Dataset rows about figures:

————

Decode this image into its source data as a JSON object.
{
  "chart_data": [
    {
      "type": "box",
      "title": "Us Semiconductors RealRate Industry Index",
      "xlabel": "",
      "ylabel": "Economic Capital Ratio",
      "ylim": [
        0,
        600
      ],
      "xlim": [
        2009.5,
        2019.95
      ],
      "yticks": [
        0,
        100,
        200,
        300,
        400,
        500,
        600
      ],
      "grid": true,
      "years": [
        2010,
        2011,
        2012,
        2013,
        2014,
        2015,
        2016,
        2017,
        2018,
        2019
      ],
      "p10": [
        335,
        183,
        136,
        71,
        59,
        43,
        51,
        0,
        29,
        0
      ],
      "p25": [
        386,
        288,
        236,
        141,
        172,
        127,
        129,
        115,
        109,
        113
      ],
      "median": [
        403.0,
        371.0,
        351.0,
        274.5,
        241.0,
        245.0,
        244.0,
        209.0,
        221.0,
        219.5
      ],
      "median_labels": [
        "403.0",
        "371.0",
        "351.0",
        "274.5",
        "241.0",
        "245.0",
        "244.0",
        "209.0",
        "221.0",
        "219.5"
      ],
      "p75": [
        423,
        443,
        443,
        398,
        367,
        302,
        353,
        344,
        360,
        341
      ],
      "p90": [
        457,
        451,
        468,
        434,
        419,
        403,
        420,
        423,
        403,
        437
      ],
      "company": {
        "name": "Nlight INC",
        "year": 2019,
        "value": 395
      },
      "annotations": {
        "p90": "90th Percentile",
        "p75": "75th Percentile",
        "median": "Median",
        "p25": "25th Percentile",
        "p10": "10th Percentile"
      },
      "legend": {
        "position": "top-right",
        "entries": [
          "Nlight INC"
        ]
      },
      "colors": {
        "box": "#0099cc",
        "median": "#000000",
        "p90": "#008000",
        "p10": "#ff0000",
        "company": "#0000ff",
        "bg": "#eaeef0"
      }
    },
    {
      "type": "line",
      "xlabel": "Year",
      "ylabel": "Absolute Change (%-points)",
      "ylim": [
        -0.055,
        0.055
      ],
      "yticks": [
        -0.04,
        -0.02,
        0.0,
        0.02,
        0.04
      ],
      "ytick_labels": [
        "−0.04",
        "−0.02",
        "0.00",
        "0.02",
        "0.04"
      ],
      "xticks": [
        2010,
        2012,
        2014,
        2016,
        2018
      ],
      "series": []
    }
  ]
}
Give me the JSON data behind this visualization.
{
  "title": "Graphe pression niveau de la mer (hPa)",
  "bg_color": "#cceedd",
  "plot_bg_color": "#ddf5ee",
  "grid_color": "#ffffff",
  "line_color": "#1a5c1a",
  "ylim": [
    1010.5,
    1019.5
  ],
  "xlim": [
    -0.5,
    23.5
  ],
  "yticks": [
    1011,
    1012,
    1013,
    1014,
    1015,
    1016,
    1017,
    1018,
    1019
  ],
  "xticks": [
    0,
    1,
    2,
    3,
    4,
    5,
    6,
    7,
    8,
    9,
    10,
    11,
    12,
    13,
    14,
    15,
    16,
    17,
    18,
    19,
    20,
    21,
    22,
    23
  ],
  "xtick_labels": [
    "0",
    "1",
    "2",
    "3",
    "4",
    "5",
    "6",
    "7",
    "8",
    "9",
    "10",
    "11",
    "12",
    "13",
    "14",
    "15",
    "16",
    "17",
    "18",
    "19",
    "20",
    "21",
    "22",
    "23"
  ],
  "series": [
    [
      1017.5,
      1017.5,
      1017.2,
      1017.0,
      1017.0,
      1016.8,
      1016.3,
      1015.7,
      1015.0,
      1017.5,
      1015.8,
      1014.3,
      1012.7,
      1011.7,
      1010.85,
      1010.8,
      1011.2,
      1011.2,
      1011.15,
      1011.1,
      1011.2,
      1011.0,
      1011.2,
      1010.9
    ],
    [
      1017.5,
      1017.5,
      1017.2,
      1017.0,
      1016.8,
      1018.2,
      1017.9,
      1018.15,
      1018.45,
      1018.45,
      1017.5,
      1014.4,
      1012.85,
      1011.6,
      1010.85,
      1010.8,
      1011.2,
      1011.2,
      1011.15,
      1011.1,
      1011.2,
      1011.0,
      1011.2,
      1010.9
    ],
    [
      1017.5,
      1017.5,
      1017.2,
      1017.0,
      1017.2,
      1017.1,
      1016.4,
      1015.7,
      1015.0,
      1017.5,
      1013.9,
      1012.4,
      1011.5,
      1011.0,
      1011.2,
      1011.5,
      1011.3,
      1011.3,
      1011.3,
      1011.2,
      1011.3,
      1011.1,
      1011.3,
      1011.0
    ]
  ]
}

————

GIVEN TASK =
Write the entire listing out again, word for word.

RESULT OF THIS EXERCISE =
Decode this image into its source data as a JSON object.
{
  "chart_data": [
    {
      "type": "box",
      "title": "Us Semiconductors RealRate Industry Index",
      "xlabel": "",
      "ylabel": "Economic Capital Ratio",
      "ylim": [
        0,
        600
      ],
      "xlim": [
        2009.5,
        2019.95
      ],
      "yticks": [
        0,
        100,
        200,
        300,
        400,
        500,
        600
      ],
      "grid": true,
      "years": [
        2010,
        2011,
        2012,
        2013,
        2014,
        2015,
        2016,
        2017,
        2018,
        2019
      ],
      "p10": [
        335,
        183,
        136,
        71,
        59,
        43,
        51,
        0,
        29,
        0
      ],
      "p25": [
        386,
        288,
        236,
        141,
        172,
        127,
        129,
        115,
        109,
        113
      ],
      "median": [
        403.0,
        371.0,
        351.0,
        274.5,
        241.0,
        245.0,
        244.0,
        209.0,
        221.0,
        219.5
      ],
      "median_labels": [
        "403.0",
        "371.0",
        "351.0",
        "274.5",
        "241.0",
        "245.0",
        "244.0",
        "209.0",
        "221.0",
        "219.5"
      ],
      "p75": [
        423,
        443,
        443,
        398,
        367,
        302,
        353,
        344,
        360,
        341
      ],
      "p90": [
        457,
        451,
        468,
        434,
        419,
        403,
        420,
        423,
        403,
        437
      ],
      "company": {
        "name": "Nlight INC",
        "year": 2019,
        "value": 395
      },
      "annotations": {
        "p90": "90th Percentile",
        "p75": "75th Percentile",
        "median": "Median",
        "p25": "25th Percentile",
        "p10": "10th Percentile"
      },
      "legend": {
        "position": "top-right",
        "entries": [
          "Nlight INC"
        ]
      },
      "colors": {
        "box": "#0099cc",
        "median": "#000000",
        "p90": "#008000",
        "p10": "#ff0000",
        "company": "#0000ff",
        "bg": "#eaeef0"
      }
    },
    {
      "type": "line",
      "xlabel": "Year",
      "ylabel": "Absolute Change (%-points)",
      "ylim": [
        -0.055,
        0.055
      ],
      "yticks": [
        -0.04,
        -0.02,
        0.0,
        0.02,
        0.04
      ],
      "ytick_labels": [
        "−0.04",
        "−0.02",
        "0.00",
        "0.02",
        "0.04"
      ],
      "xticks": [
        2010,
        2012,
        2014,
        2016,
        2018
      ],
      "series": []
    }
  ]
}
Give me the JSON data behind this visualization.
{
  "title": "Graphe pression niveau de la mer (hPa)",
  "bg_color": "#cceedd",
  "plot_bg_color": "#ddf5ee",
  "grid_color": "#ffffff",
  "line_color": "#1a5c1a",
  "ylim": [
    1010.5,
    1019.5
  ],
  "xlim": [
    -0.5,
    23.5
  ],
  "yticks": [
    1011,
    1012,
    1013,
    1014,
    1015,
    1016,
    1017,
    1018,
    1019
  ],
  "xticks": [
    0,
    1,
    2,
    3,
    4,
    5,
    6,
    7,
    8,
    9,
    10,
    11,
    12,
    13,
    14,
    15,
    16,
    17,
    18,
    19,
    20,
    21,
    22,
    23
  ],
  "xtick_labels": [
    "0",
    "1",
    "2",
    "3",
    "4",
    "5",
    "6",
    "7",
    "8",
    "9",
    "10",
    "11",
    "12",
    "13",
    "14",
    "15",
    "16",
    "17",
    "18",
    "19",
    "20",
    "21",
    "22",
    "23"
  ],
  "series": [
    [
      1017.5,
      1017.5,
      1017.2,
      1017.0,
      1017.0,
      1016.8,
      1016.3,
      1015.7,
      1015.0,
      1017.5,
      1015.8,
      1014.3,
      1012.7,
      1011.7,
      1010.85,
      1010.8,
      1011.2,
      1011.2,
      1011.15,
      1011.1,
      1011.2,
      1011.0,
      1011.2,
      1010.9
    ],
    [
      1017.5,
      1017.5,
      1017.2,
      1017.0,
      1016.8,
      1018.2,
      1017.9,
      1018.15,
      1018.45,
      1018.45,
      1017.5,
      1014.4,
      1012.85,
      1011.6,
      1010.85,
      1010.8,
      1011.2,
      1011.2,
      1011.15,
      1011.1,
      1011.2,
      1011.0,
      1011.2,
      1010.9
    ],
    [
      1017.5,
      1017.5,
      1017.2,
      1017.0,
      1017.2,
      1017.1,
      1016.4,
      1015.7,
      1015.0,
      1017.5,
      1013.9,
      1012.4,
      1011.5,
      1011.0,
      1011.2,
      1011.5,
      1011.3,
      1011.3,
      1011.3,
      1011.2,
      1011.3,
      1011.1,
      1011.3,
      1011.0
    ]
  ]
}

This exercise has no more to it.